**EXERCISE REQUIREMENTS:** Copy the data that follows, character for character, minus the pictures.

**DATASET EXCERPTS:**
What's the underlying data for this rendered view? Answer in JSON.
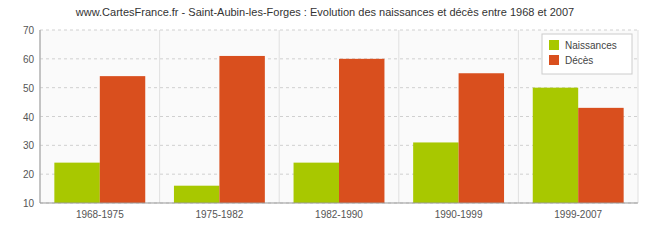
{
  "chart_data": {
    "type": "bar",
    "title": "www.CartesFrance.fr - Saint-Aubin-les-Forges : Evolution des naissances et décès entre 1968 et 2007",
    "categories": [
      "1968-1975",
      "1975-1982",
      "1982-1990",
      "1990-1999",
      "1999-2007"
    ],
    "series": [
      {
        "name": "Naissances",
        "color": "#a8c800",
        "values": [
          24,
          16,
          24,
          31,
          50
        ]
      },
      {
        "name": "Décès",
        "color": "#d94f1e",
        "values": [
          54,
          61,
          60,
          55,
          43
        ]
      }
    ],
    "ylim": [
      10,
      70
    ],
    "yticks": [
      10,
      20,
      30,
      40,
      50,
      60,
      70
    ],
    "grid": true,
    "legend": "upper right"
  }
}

**RESULT BELOW:**
What's the underlying data for this rendered view? Answer in JSON.
{
  "chart_data": {
    "type": "bar",
    "title": "www.CartesFrance.fr - Saint-Aubin-les-Forges : Evolution des naissances et décès entre 1968 et 2007",
    "categories": [
      "1968-1975",
      "1975-1982",
      "1982-1990",
      "1990-1999",
      "1999-2007"
    ],
    "series": [
      {
        "name": "Naissances",
        "color": "#a8c800",
        "values": [
          24,
          16,
          24,
          31,
          50
        ]
      },
      {
        "name": "Décès",
        "color": "#d94f1e",
        "values": [
          54,
          61,
          60,
          55,
          43
        ]
      }
    ],
    "ylim": [
      10,
      70
    ],
    "yticks": [
      10,
      20,
      30,
      40,
      50,
      60,
      70
    ],
    "grid": true,
    "legend": "upper right"
  }
}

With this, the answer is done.